What is asked ->
• 1. Which view options does the header of the mailing list reply on atomics hardware support list after "Views:"?
• 2. Carry on the mailing list reply about atomics hardware support below, starting right after its final sentence.

Text block ->
★ ★ ★ ★ ★ ★ ★

Re: Atomics hardware support table & supported architectures

From: Robert Haas <robertmhaas(at)gmail(dot)com>
To: Andres Freund <andres(at)2ndquadrant(dot)com>
Cc: "pgsql-hackers(at)postgresql(dot)org" <pgsql-hackers(at)postgresql(dot)org>
Subject: Re: Atomics hardware support table & supported architectures
Date: 2014-06-18 15:15:15
Message-ID: CA+TgmoaPPQeucxBEnGj4rC3xYkY9_5LSnO88hHFfLtogbweyyA@mail.gmail.com
Views: Raw Message | Whole Thread | Download mbox | Resend email
Thread:
Lists: pgsql-hackers

On Tue, Jun 17, 2014 at 1:55 PM, Andres Freund <andres(at)2ndquadrant(dot)com> wrote:
> But the concern is more whether 1 byte can actually be written
> without also writing neighbouring values. I.e. there's hardware out
> there that'll implement a 1byte store as reading 4 bytes, changing one
> of the bytes in a register, and then write the 4 bytes out again. Which
> would mean that a neighbouring write will possibly cause a wrong value
> to be written...

Ah, OK. I've heard about that before, but had forgotten.

> What happens is that gcc will do a syscall triggering the kernel to turn
> of scheduling; perform the math and store the result; turn scheduling on
> again. That way there cannot be a other operation influencing the
> calculation/store. Imagine if you have hardware that, internally, only
> does stores in 4 byte units. Even if it's a single CPU machine, which
> most of those are, the kernel could schedule a separate process after
> the first 4bytes have been written. Oops. The kernel has ways to prevent
> that, userspace doesn't...

Interesting. "Turn off scheduling" sounds like a pretty dangerous syscall.

★ ★ ★ ★ ★ ★ ★

Supplied material ->
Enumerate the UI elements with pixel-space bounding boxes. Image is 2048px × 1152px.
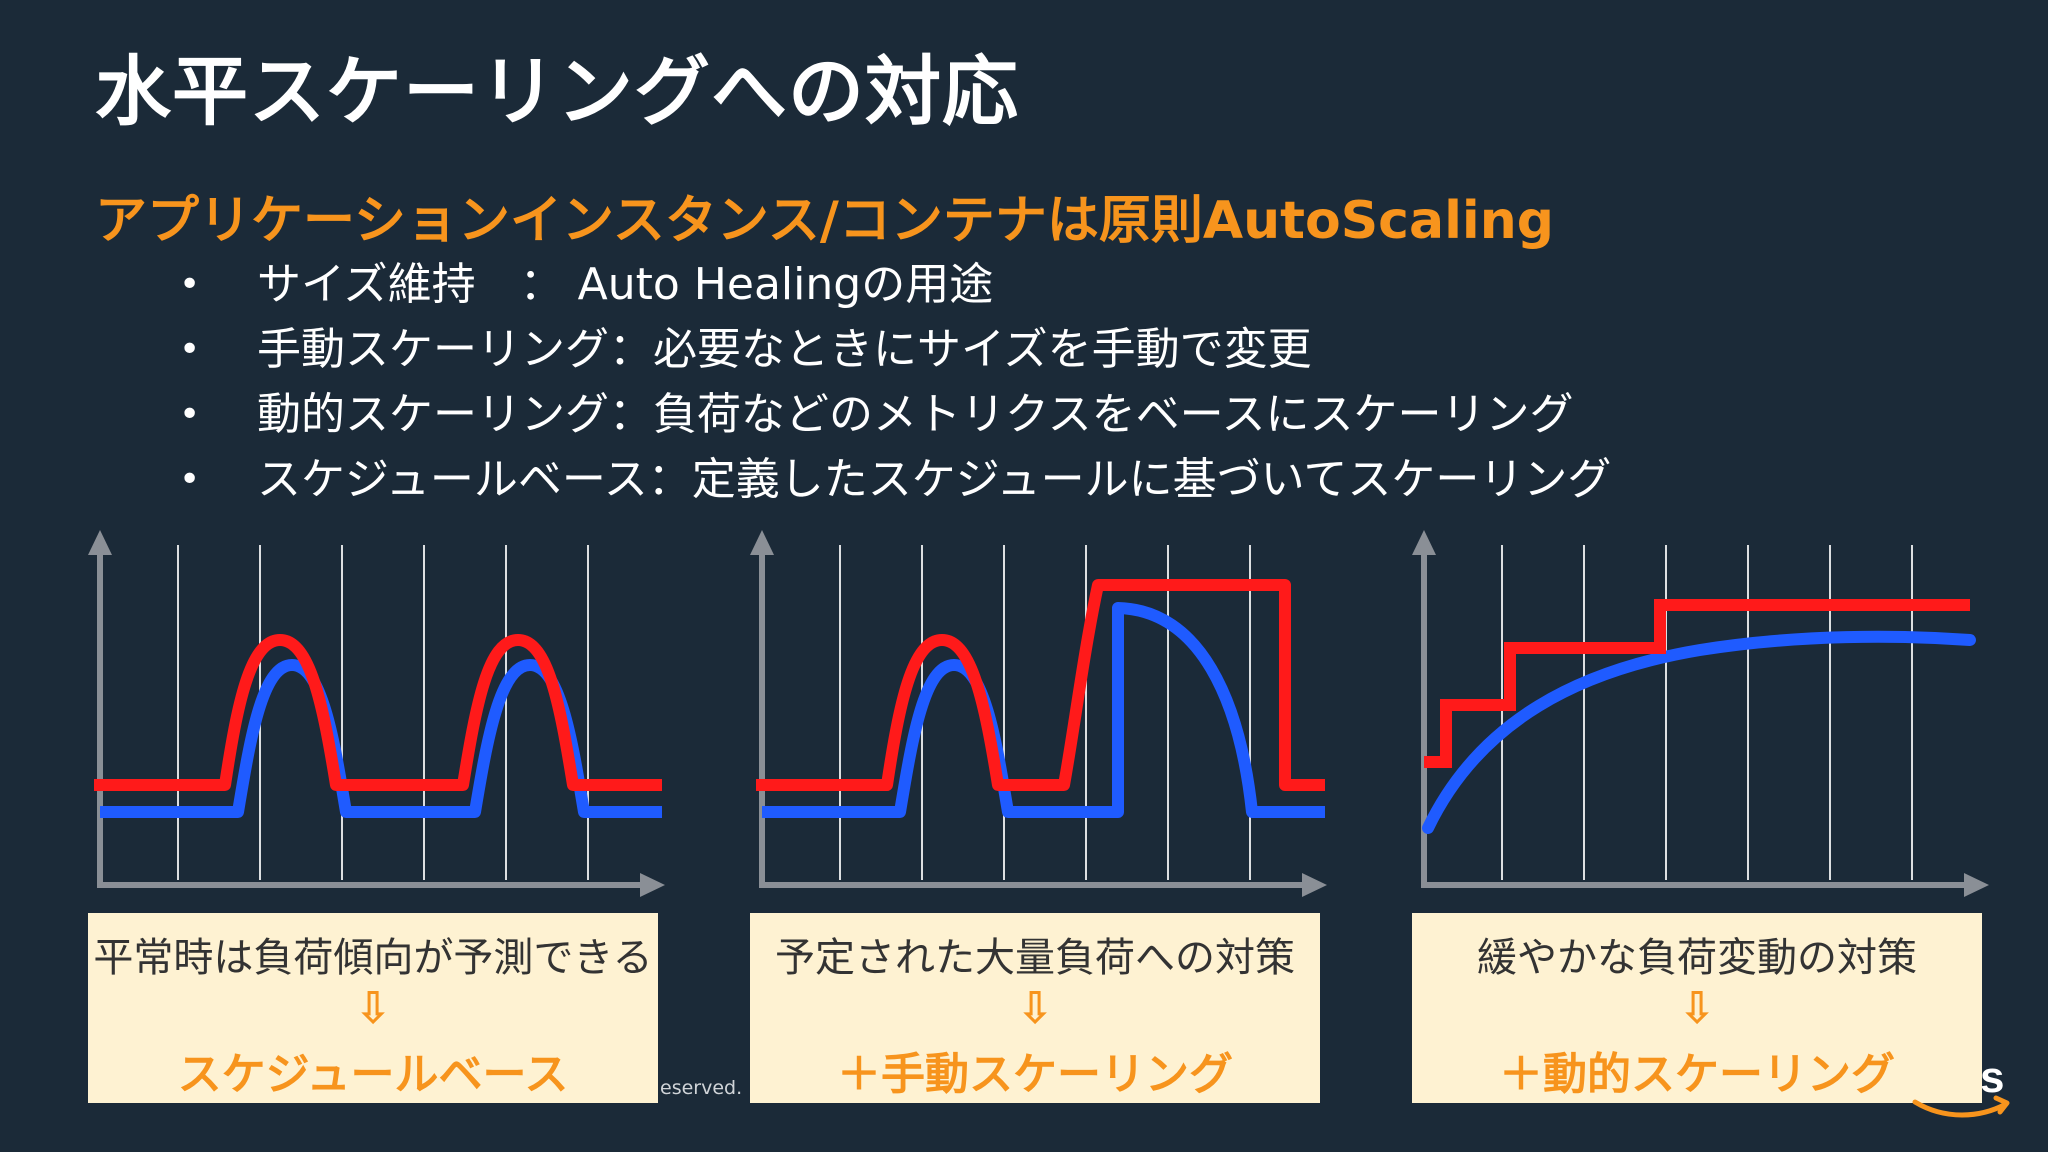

★ ★ ★ ★ ★ ★ ★

Answer list ->
• 1. Raw Message, Whole Thread, Download mbox, Resend email

• 2.
>> > Does somebody want other columns in there?
>>
>> I think the main question at the developer meeting was how far we want
>> to go with supporting primitives like atomic add, atomic and, atomic
>> or, etc. So I think we should add columns for those.
>
> Well, once CAS is available, atomic add etc is all trivially
> implementable - without further hardware support. It might be more
> efficient to use the native instruction (e.g. xadd can be much better
> than a cmpxchg loop because there's no retries), but that's just
> optimization that won't matter unless you have a fair bit of
> concurrency.
>
> There's currently fallbacks like:
> #ifndef PG_HAS_ATOMIC_FETCH_ADD_U32
> #define PG_HAS_ATOMIC_FETCH_ADD_U32
> STATIC_IF_INLINE uint32
> pg_atomic_fetch_add_u32_impl(volatile pg_atomic_uint32 *ptr, uint32 add_)
> {
> uint32 old;
> while (true)
> {
> old = pg_atomic_read_u32_impl(ptr);
> if (pg_atomic_compare_exchange_u32_impl(ptr, &old, old + add_))
> break;
> }
> return old;
> }

I understand, but the performance characteristics are quite different.
My understanding from the developer meeting was that we'd be OK with
having, say, three levels of support for atomic ops: all ops
supported, only TAS, none. Or maybe four: all ops, CAS + TAS, only
TAS, none. But I think there was resistance (in which I participate)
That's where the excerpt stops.